* CONSEGNA 1 *
Puoi riscrivere il tratto dei record che va dall'inizio fino alla riga contenente "y-tick-label: 100 <box>33 265 71 289</box>", sostituendo "x-tick-label" con "x-label" e lasciando invariato tutto il resto?

* BRANO CITATO *
☆ ☆ ☆

L’idea che l’onda lunga populista partita dal referendum sulla Brexit e dall’elezione di Donald Trump rappresentasse una minaccia per i capisaldi della democrazia liberale non è una novità, tantomeno in Italia, dove nel ramo possiamo a buon diritto considerarci dei precursori. Ma gli ultimi sviluppi del dibattito, tanto da noi quanto negli Stati Uniti, farebbero pensare che il fenomeno, dal punto di vista culturale e sociale prima ancora che politico, sia andato molto più avanti del previsto. Al punto da poterne concludere che i sostenitori dello Stato di diritto siano ormai una minoranza, direi anche un’esigua minoranza, in Italia e nel mondo. A destra come a sinistra.
Nel suo articolo sul New York Times di martedì, ad esempio, Ross Douthat ha scritto che liberal e centristi allarmati dal fanatismo (di sinistra) dei fautori della cancel culture hanno bisogno di controargomenti che non poggino semplicemente sui principi della libertà di espressione. Perché a condurla su questo terreno il massimo che possono ottenere è di «vedere le proprie idee cancellate per ultime». E pertanto, se vogliono avere qualche speranza di vincere, devono combattere la battaglia «sulla sostanza» e non solo sui principi.

☆ ☆ ☆

Elenchi delle regioni degli elementi
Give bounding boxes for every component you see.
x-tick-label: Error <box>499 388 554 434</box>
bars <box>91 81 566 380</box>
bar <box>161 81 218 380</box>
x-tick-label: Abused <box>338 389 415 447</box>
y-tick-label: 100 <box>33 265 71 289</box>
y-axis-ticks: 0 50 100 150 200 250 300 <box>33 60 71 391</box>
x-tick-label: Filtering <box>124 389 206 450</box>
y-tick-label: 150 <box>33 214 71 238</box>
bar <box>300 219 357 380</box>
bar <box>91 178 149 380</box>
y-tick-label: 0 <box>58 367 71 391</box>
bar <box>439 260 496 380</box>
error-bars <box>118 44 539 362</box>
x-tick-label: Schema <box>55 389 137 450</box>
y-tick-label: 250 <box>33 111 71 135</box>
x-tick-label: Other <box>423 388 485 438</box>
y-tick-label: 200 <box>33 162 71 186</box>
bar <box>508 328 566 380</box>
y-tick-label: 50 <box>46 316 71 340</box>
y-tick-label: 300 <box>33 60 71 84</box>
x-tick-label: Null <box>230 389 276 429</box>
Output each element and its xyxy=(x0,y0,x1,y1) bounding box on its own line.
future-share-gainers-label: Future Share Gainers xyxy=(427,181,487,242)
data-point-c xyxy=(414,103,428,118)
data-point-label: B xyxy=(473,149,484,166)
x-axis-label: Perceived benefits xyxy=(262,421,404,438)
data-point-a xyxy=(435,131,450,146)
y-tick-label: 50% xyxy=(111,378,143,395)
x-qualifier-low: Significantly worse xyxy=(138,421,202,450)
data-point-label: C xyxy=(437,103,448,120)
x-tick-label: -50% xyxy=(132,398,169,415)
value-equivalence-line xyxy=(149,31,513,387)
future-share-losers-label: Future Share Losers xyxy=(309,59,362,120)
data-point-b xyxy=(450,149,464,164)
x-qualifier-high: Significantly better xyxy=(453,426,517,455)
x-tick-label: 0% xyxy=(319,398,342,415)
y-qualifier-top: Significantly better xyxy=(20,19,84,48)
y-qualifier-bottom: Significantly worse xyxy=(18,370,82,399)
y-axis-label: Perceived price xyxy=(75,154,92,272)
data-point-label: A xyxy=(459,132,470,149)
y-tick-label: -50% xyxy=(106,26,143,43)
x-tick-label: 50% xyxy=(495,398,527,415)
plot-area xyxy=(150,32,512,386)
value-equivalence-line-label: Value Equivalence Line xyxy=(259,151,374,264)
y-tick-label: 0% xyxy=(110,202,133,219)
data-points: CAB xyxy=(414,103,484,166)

☆ ☆ ☆

* CONSEGNA 2 *
Le seguenti affermazioni concordano con il brano sul populismo? Rispondi sì o no a ciascuna, citando le parole decisive del brano.
(a) Ross Douthat ha pubblicato il suo articolo sul New York Times di martedì.
(b) Secondo l'autore, l'Italia è rimasta indietro rispetto ad altri paesi nel fenomeno populista.
(c) Douthat sostiene che liberal e centristi debbano combattere la battaglia soltanto sui principi.

* SOLUZIONE SCRITTA 1 *
Give bounding boxes for every component you see.
x-label: Error <box>499 388 554 434</box>
bars <box>91 81 566 380</box>
bar <box>161 81 218 380</box>
x-label: Abused <box>338 389 415 447</box>
y-tick-label: 100 <box>33 265 71 289</box>

* SOLUZIONE SCRITTA 2 *
(a) Sì: «Nel suo articolo sul New York Times di martedì, ad esempio, Ross Douthat ha scritto».
(b) No: «dove nel ramo possiamo a buon diritto considerarci dei precursori».
(c) No: «devono combattere la battaglia «sulla sostanza» e non solo sui principi».